(Extracted records)
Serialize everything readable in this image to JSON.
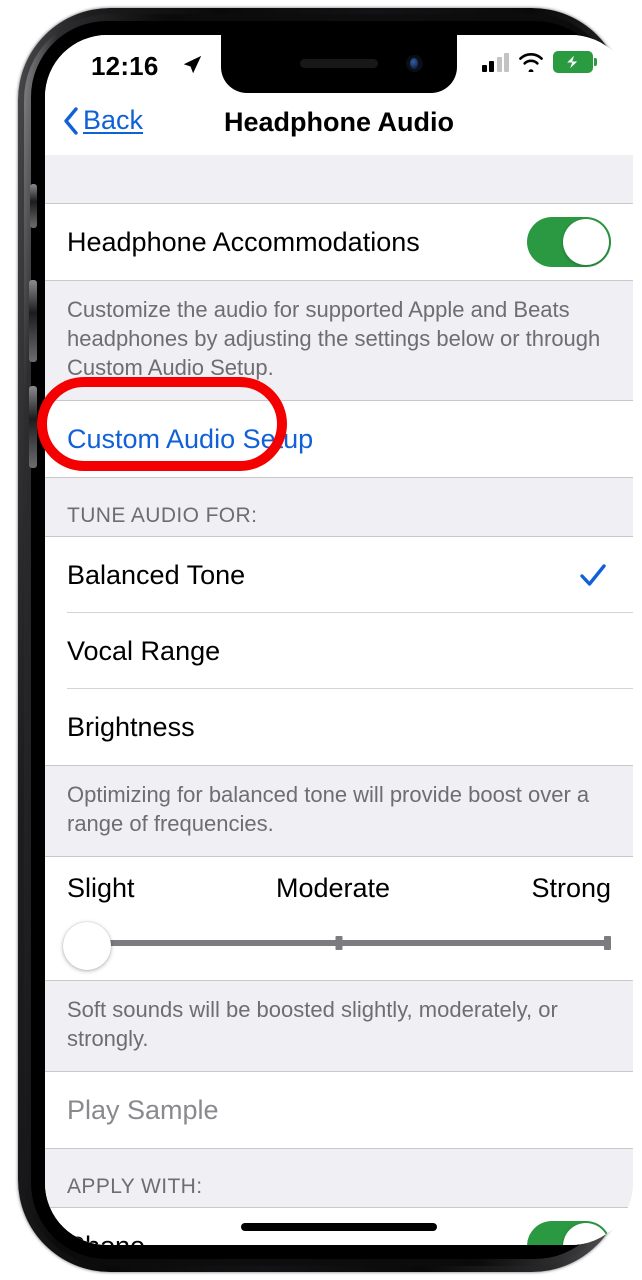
{
  "status_bar": {
    "time": "12:16",
    "location_icon": "location-arrow-icon",
    "signal_icon": "cellular-signal-icon",
    "signal_bars_filled": 2,
    "signal_bars_total": 4,
    "wifi_icon": "wifi-icon",
    "battery_icon": "battery-charging-icon"
  },
  "nav": {
    "back_label": "Back",
    "back_icon": "chevron-left-icon",
    "title": "Headphone Audio"
  },
  "sections": {
    "accommodations": {
      "row_label": "Headphone Accommodations",
      "toggle_state": "on",
      "footer": "Customize the audio for supported Apple and Beats headphones by adjusting the settings below or through Custom Audio Setup."
    },
    "custom_setup": {
      "row_label": "Custom Audio Setup"
    },
    "tune_audio": {
      "header": "TUNE AUDIO FOR:",
      "options": [
        {
          "label": "Balanced Tone",
          "selected": true
        },
        {
          "label": "Vocal Range",
          "selected": false
        },
        {
          "label": "Brightness",
          "selected": false
        }
      ],
      "check_icon": "checkmark-icon",
      "footer": "Optimizing for balanced tone will provide boost over a range of frequencies."
    },
    "strength_slider": {
      "label_left": "Slight",
      "label_mid": "Moderate",
      "label_right": "Strong",
      "value_position": "Slight",
      "footer": "Soft sounds will be boosted slightly, moderately, or strongly."
    },
    "play_sample": {
      "row_label": "Play Sample",
      "state": "disabled"
    },
    "apply_with": {
      "header": "APPLY WITH:",
      "rows": [
        {
          "label": "Phone",
          "toggle_state": "on"
        }
      ]
    }
  },
  "annotation": {
    "shape": "rounded-rectangle-highlight",
    "color": "#f40000",
    "targets": "Custom Audio Setup"
  },
  "colors": {
    "accent_blue": "#1060d8",
    "toggle_green": "#2a9942",
    "group_bg": "#efeff4",
    "annotation_red": "#f40000"
  }
}
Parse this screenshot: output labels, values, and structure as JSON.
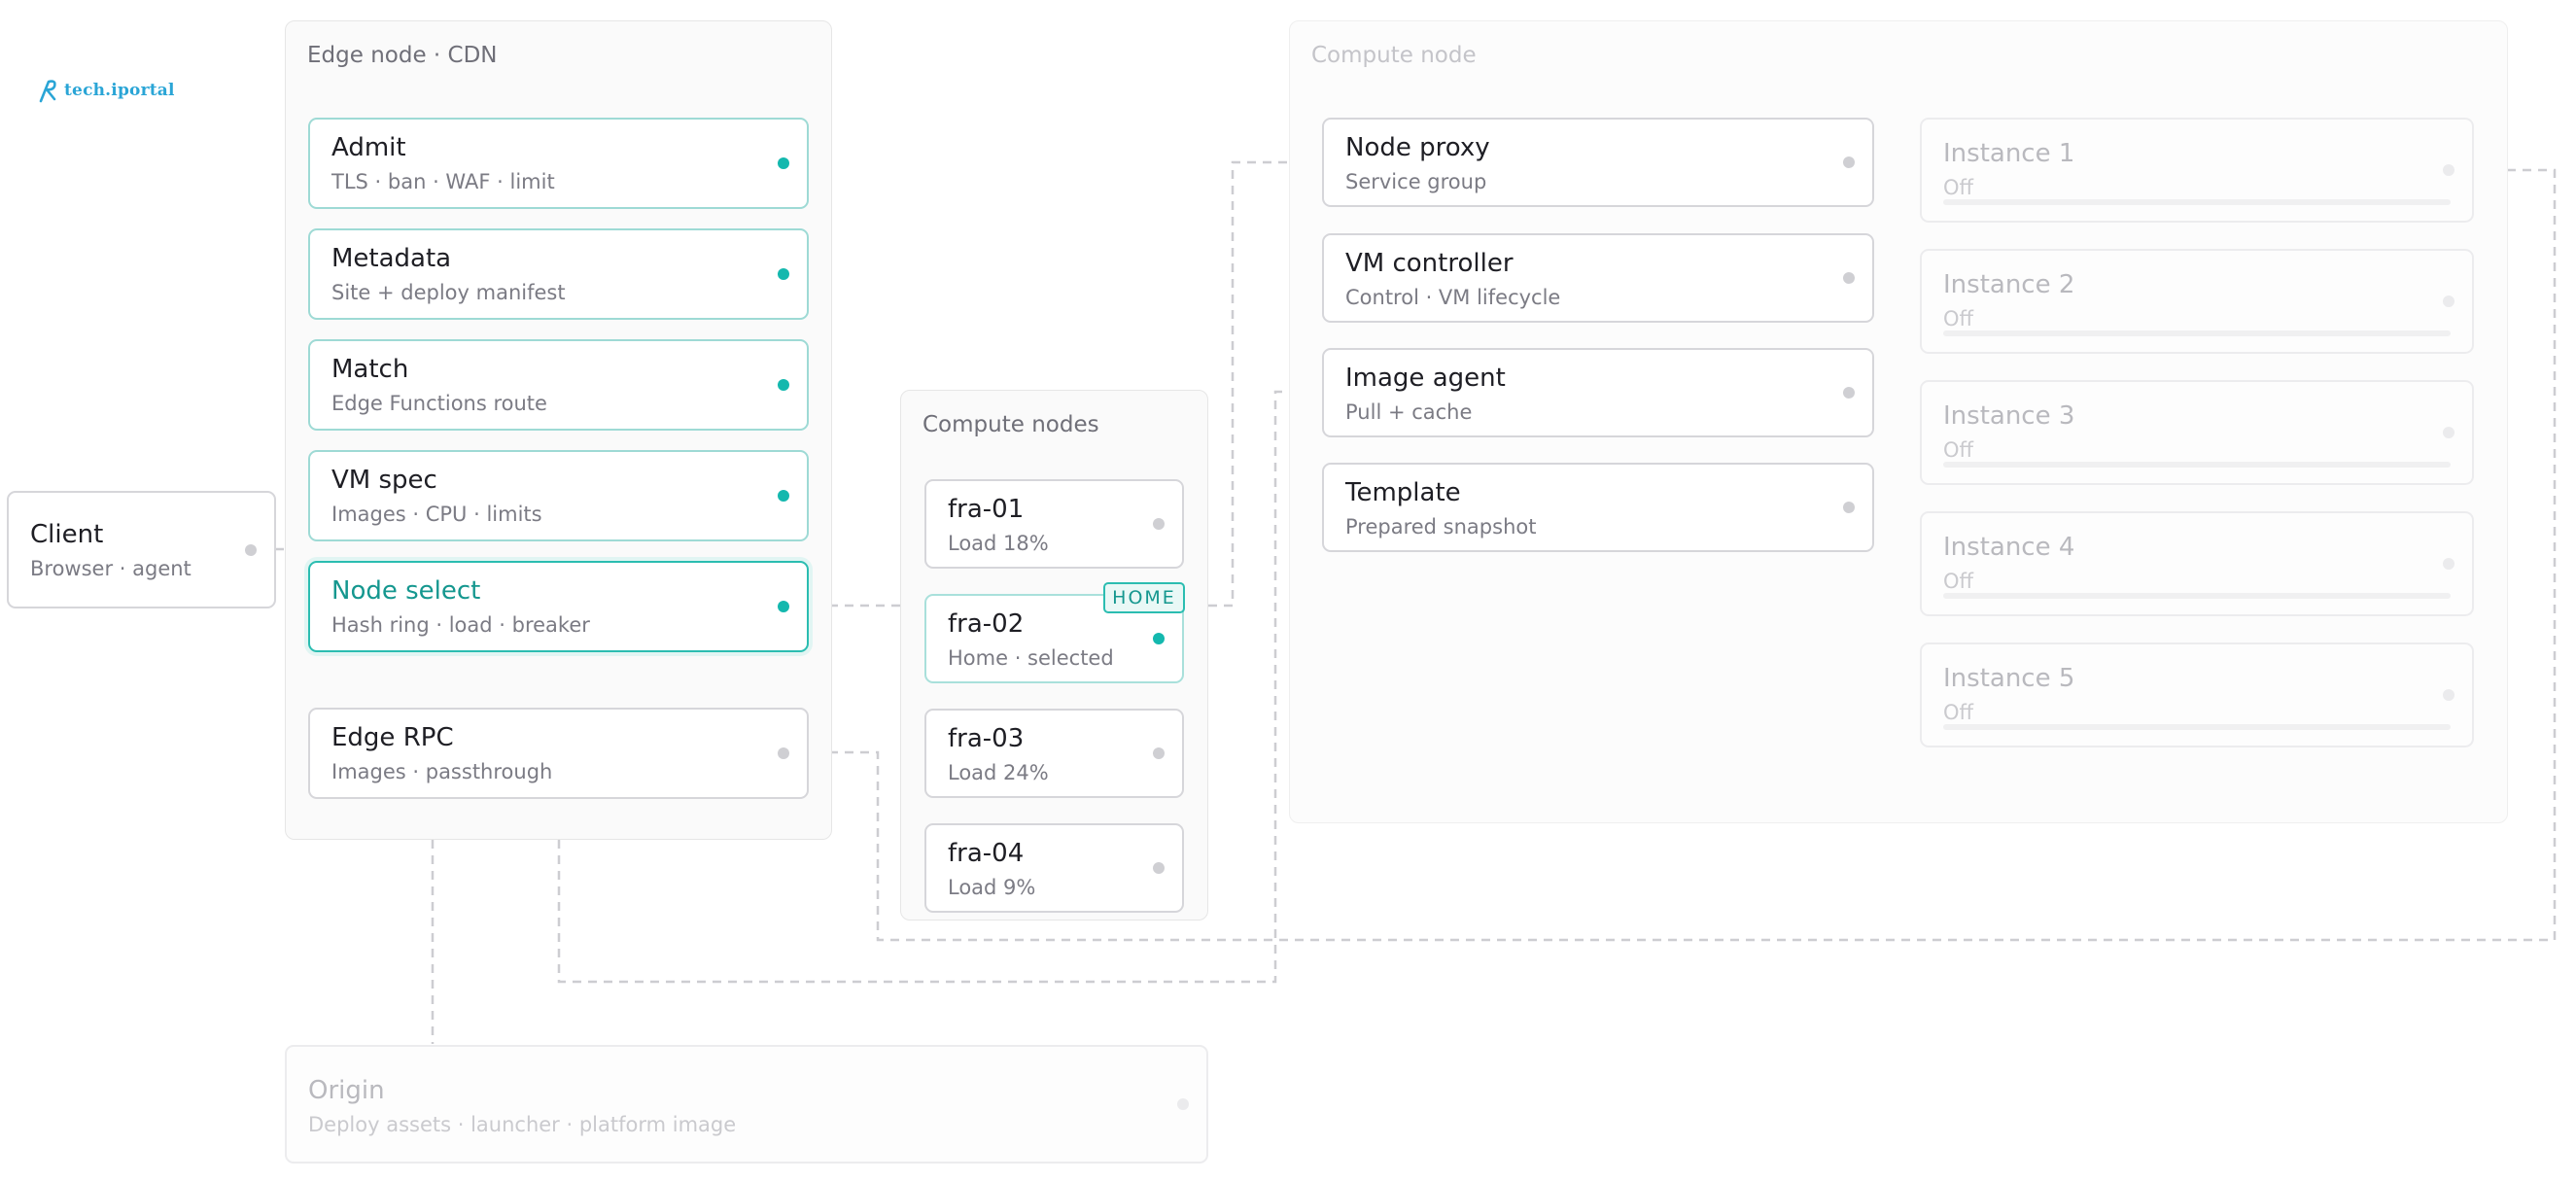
{
  "logo": {
    "text": "tech.iportal"
  },
  "client": {
    "title": "Client",
    "subtitle": "Browser · agent"
  },
  "edge": {
    "title": "Edge node · CDN",
    "stages": [
      {
        "title": "Admit",
        "subtitle": "TLS · ban · WAF · limit"
      },
      {
        "title": "Metadata",
        "subtitle": "Site + deploy manifest"
      },
      {
        "title": "Match",
        "subtitle": "Edge Functions route"
      },
      {
        "title": "VM spec",
        "subtitle": "Images · CPU · limits"
      },
      {
        "title": "Node select",
        "subtitle": "Hash ring · load · breaker"
      }
    ],
    "rpc": {
      "title": "Edge RPC",
      "subtitle": "Images · passthrough"
    }
  },
  "compute_nodes": {
    "title": "Compute nodes",
    "home_badge": "HOME",
    "nodes": [
      {
        "title": "fra-01",
        "subtitle": "Load 18%"
      },
      {
        "title": "fra-02",
        "subtitle": "Home · selected"
      },
      {
        "title": "fra-03",
        "subtitle": "Load 24%"
      },
      {
        "title": "fra-04",
        "subtitle": "Load 9%"
      }
    ]
  },
  "compute_node": {
    "title": "Compute node",
    "services": [
      {
        "title": "Node proxy",
        "subtitle": "Service group"
      },
      {
        "title": "VM controller",
        "subtitle": "Control · VM lifecycle"
      },
      {
        "title": "Image agent",
        "subtitle": "Pull + cache"
      },
      {
        "title": "Template",
        "subtitle": "Prepared snapshot"
      }
    ],
    "instances": [
      {
        "title": "Instance 1",
        "status": "Off"
      },
      {
        "title": "Instance 2",
        "status": "Off"
      },
      {
        "title": "Instance 3",
        "status": "Off"
      },
      {
        "title": "Instance 4",
        "status": "Off"
      },
      {
        "title": "Instance 5",
        "status": "Off"
      }
    ]
  },
  "origin": {
    "title": "Origin",
    "subtitle": "Deploy assets · launcher · platform image"
  },
  "colors": {
    "accent": "#14b8ae",
    "logo": "#2aa5d6",
    "inactive": "#cfcfd3"
  }
}
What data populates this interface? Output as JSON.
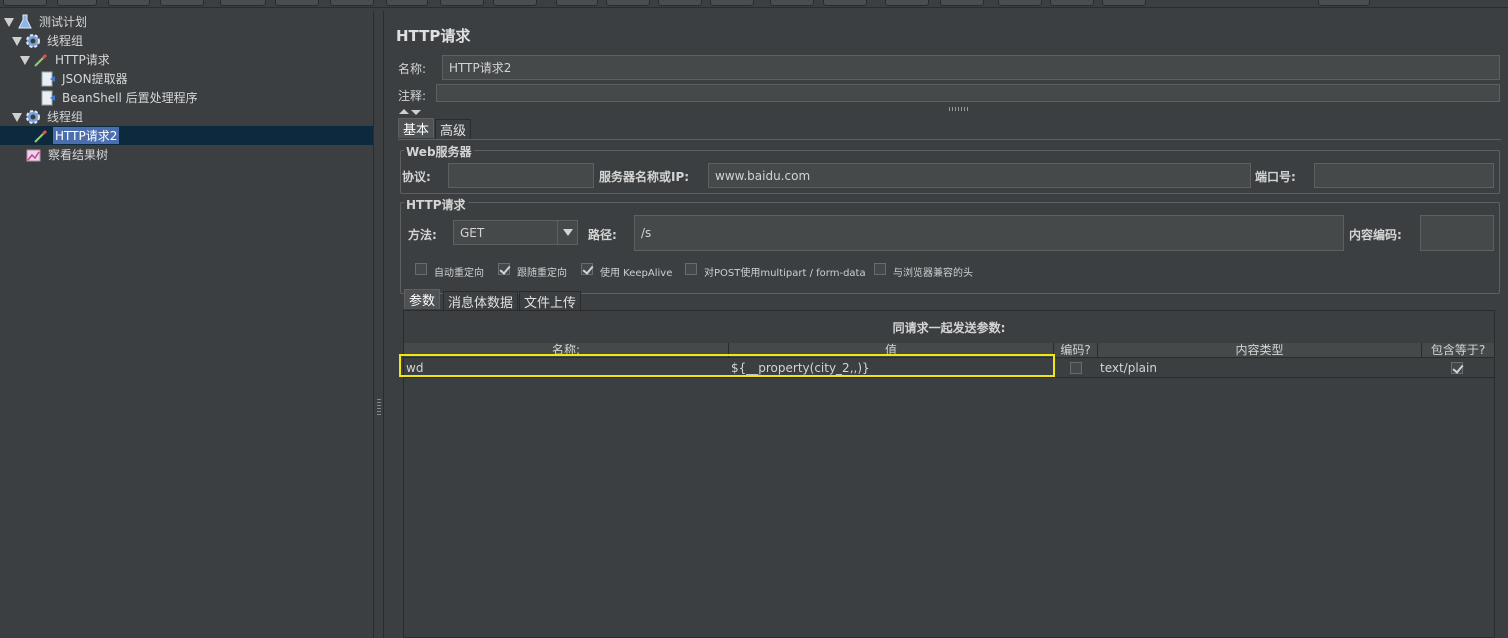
{
  "tree": {
    "items": [
      {
        "label": "测试计划",
        "icon": "flask-icon"
      },
      {
        "label": "线程组",
        "icon": "gear-icon"
      },
      {
        "label": "HTTP请求",
        "icon": "pipette-icon"
      },
      {
        "label": "JSON提取器",
        "icon": "extractor-icon"
      },
      {
        "label": "BeanShell 后置处理程序",
        "icon": "extractor-icon"
      },
      {
        "label": "线程组",
        "icon": "gear-icon"
      },
      {
        "label": "HTTP请求2",
        "icon": "pipette-icon"
      },
      {
        "label": "察看结果树",
        "icon": "chart-icon"
      }
    ]
  },
  "panel": {
    "title": "HTTP请求",
    "name_label": "名称:",
    "name_value": "HTTP请求2",
    "comment_label": "注释:",
    "comment_value": ""
  },
  "tabs": {
    "basic": "基本",
    "advanced": "高级"
  },
  "web_server": {
    "group_title": "Web服务器",
    "protocol_label": "协议:",
    "protocol_value": "",
    "server_label": "服务器名称或IP:",
    "server_value": "www.baidu.com",
    "port_label": "端口号:",
    "port_value": ""
  },
  "http_request": {
    "group_title": "HTTP请求",
    "method_label": "方法:",
    "method_value": "GET",
    "path_label": "路径:",
    "path_value": "/s",
    "encoding_label": "内容编码:",
    "encoding_value": ""
  },
  "options": [
    {
      "label": "自动重定向",
      "checked": false
    },
    {
      "label": "跟随重定向",
      "checked": true
    },
    {
      "label": "使用 KeepAlive",
      "checked": true
    },
    {
      "label": "对POST使用multipart / form-data",
      "checked": false
    },
    {
      "label": "与浏览器兼容的头",
      "checked": false
    }
  ],
  "param_tabs": {
    "params": "参数",
    "body": "消息体数据",
    "files": "文件上传"
  },
  "table": {
    "caption": "同请求一起发送参数:",
    "columns": [
      "名称:",
      "值",
      "编码?",
      "内容类型",
      "包含等于?"
    ],
    "rows": [
      {
        "name": "wd",
        "value": "${__property(city_2,,)}",
        "encode": false,
        "content_type": "text/plain",
        "include_equals": true
      }
    ]
  },
  "colors": {
    "background": "#3c3f41",
    "selection": "#4b6eaf",
    "highlight": "#f0e614"
  }
}
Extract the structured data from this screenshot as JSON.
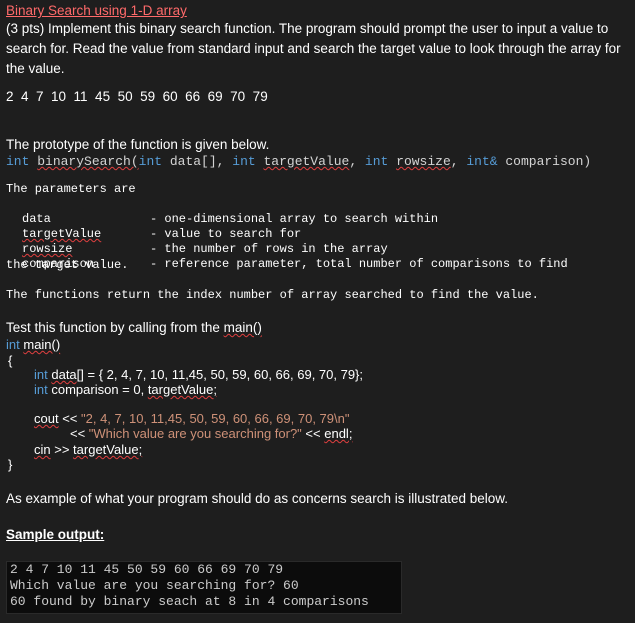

DIRECTIONS FOR THIS TASK
Make an exact copy of all entries above, dropping the images.

EXERCISE ANSWER
Serialize everything readable in this image to JSON.
{
  "status_bar": {
    "time": "12:16",
    "location_icon": "location-arrow-icon",
    "signal_icon": "cellular-signal-icon",
    "signal_bars_filled": 2,
    "signal_bars_total": 4,
    "wifi_icon": "wifi-icon",
    "battery_icon": "battery-charging-icon"
  },
  "nav": {
    "back_label": "Back",
    "back_icon": "chevron-left-icon",
    "title": "Headphone Audio"
  },
  "sections": {
    "accommodations": {
      "row_label": "Headphone Accommodations",
      "toggle_state": "on",
      "footer": "Customize the audio for supported Apple and Beats headphones by adjusting the settings below or through Custom Audio Setup."
    },
    "custom_setup": {
      "row_label": "Custom Audio Setup"
    },
    "tune_audio": {
      "header": "TUNE AUDIO FOR:",
      "options": [
        {
          "label": "Balanced Tone",
          "selected": true
        },
        {
          "label": "Vocal Range",
          "selected": false
        },
        {
          "label": "Brightness",
          "selected": false
        }
      ],
      "check_icon": "checkmark-icon",
      "footer": "Optimizing for balanced tone will provide boost over a range of frequencies."
    },
    "strength_slider": {
      "label_left": "Slight",
      "label_mid": "Moderate",
      "label_right": "Strong",
      "value_position": "Slight",
      "footer": "Soft sounds will be boosted slightly, moderately, or strongly."
    },
    "play_sample": {
      "row_label": "Play Sample",
      "state": "disabled"
    },
    "apply_with": {
      "header": "APPLY WITH:",
      "rows": [
        {
          "label": "Phone",
          "toggle_state": "on"
        }
      ]
    }
  },
  "annotation": {
    "shape": "rounded-rectangle-highlight",
    "color": "#f40000",
    "targets": "Custom Audio Setup"
  },
  "colors": {
    "accent_blue": "#1060d8",
    "toggle_green": "#2a9942",
    "group_bg": "#efeff4",
    "annotation_red": "#f40000"
  }
}
Parse this screenshot: output labels, values, and structure as JSON.
{
  "logo": {
    "text": "tech.iportal"
  },
  "client": {
    "title": "Client",
    "subtitle": "Browser · agent"
  },
  "edge": {
    "title": "Edge node · CDN",
    "stages": [
      {
        "title": "Admit",
        "subtitle": "TLS · ban · WAF · limit"
      },
      {
        "title": "Metadata",
        "subtitle": "Site + deploy manifest"
      },
      {
        "title": "Match",
        "subtitle": "Edge Functions route"
      },
      {
        "title": "VM spec",
        "subtitle": "Images · CPU · limits"
      },
      {
        "title": "Node select",
        "subtitle": "Hash ring · load · breaker"
      }
    ],
    "rpc": {
      "title": "Edge RPC",
      "subtitle": "Images · passthrough"
    }
  },
  "compute_nodes": {
    "title": "Compute nodes",
    "home_badge": "HOME",
    "nodes": [
      {
        "title": "fra-01",
        "subtitle": "Load 18%"
      },
      {
        "title": "fra-02",
        "subtitle": "Home · selected"
      },
      {
        "title": "fra-03",
        "subtitle": "Load 24%"
      },
      {
        "title": "fra-04",
        "subtitle": "Load 9%"
      }
    ]
  },
  "compute_node": {
    "title": "Compute node",
    "services": [
      {
        "title": "Node proxy",
        "subtitle": "Service group"
      },
      {
        "title": "VM controller",
        "subtitle": "Control · VM lifecycle"
      },
      {
        "title": "Image agent",
        "subtitle": "Pull + cache"
      },
      {
        "title": "Template",
        "subtitle": "Prepared snapshot"
      }
    ],
    "instances": [
      {
        "title": "Instance 1",
        "status": "Off"
      },
      {
        "title": "Instance 2",
        "status": "Off"
      },
      {
        "title": "Instance 3",
        "status": "Off"
      },
      {
        "title": "Instance 4",
        "status": "Off"
      },
      {
        "title": "Instance 5",
        "status": "Off"
      }
    ]
  },
  "origin": {
    "title": "Origin",
    "subtitle": "Deploy assets · launcher · platform image"
  },
  "colors": {
    "accent": "#14b8ae",
    "logo": "#2aa5d6",
    "inactive": "#cfcfd3"
  }
}
What data populates this interface? Output as JSON.
{
  "tree": {
    "items": [
      {
        "label": "测试计划",
        "icon": "flask-icon"
      },
      {
        "label": "线程组",
        "icon": "gear-icon"
      },
      {
        "label": "HTTP请求",
        "icon": "pipette-icon"
      },
      {
        "label": "JSON提取器",
        "icon": "extractor-icon"
      },
      {
        "label": "BeanShell 后置处理程序",
        "icon": "extractor-icon"
      },
      {
        "label": "线程组",
        "icon": "gear-icon"
      },
      {
        "label": "HTTP请求2",
        "icon": "pipette-icon"
      },
      {
        "label": "察看结果树",
        "icon": "chart-icon"
      }
    ]
  },
  "panel": {
    "title": "HTTP请求",
    "name_label": "名称:",
    "name_value": "HTTP请求2",
    "comment_label": "注释:",
    "comment_value": ""
  },
  "tabs": {
    "basic": "基本",
    "advanced": "高级"
  },
  "web_server": {
    "group_title": "Web服务器",
    "protocol_label": "协议:",
    "protocol_value": "",
    "server_label": "服务器名称或IP:",
    "server_value": "www.baidu.com",
    "port_label": "端口号:",
    "port_value": ""
  },
  "http_request": {
    "group_title": "HTTP请求",
    "method_label": "方法:",
    "method_value": "GET",
    "path_label": "路径:",
    "path_value": "/s",
    "encoding_label": "内容编码:",
    "encoding_value": ""
  },
  "options": [
    {
      "label": "自动重定向",
      "checked": false
    },
    {
      "label": "跟随重定向",
      "checked": true
    },
    {
      "label": "使用 KeepAlive",
      "checked": true
    },
    {
      "label": "对POST使用multipart / form-data",
      "checked": false
    },
    {
      "label": "与浏览器兼容的头",
      "checked": false
    }
  ],
  "param_tabs": {
    "params": "参数",
    "body": "消息体数据",
    "files": "文件上传"
  },
  "table": {
    "caption": "同请求一起发送参数:",
    "columns": [
      "名称:",
      "值",
      "编码?",
      "内容类型",
      "包含等于?"
    ],
    "rows": [
      {
        "name": "wd",
        "value": "${__property(city_2,,)}",
        "encode": false,
        "content_type": "text/plain",
        "include_equals": true
      }
    ]
  },
  "colors": {
    "background": "#3c3f41",
    "selection": "#4b6eaf",
    "highlight": "#f0e614"
  }
}
Extract the structured data from this screenshot as JSON.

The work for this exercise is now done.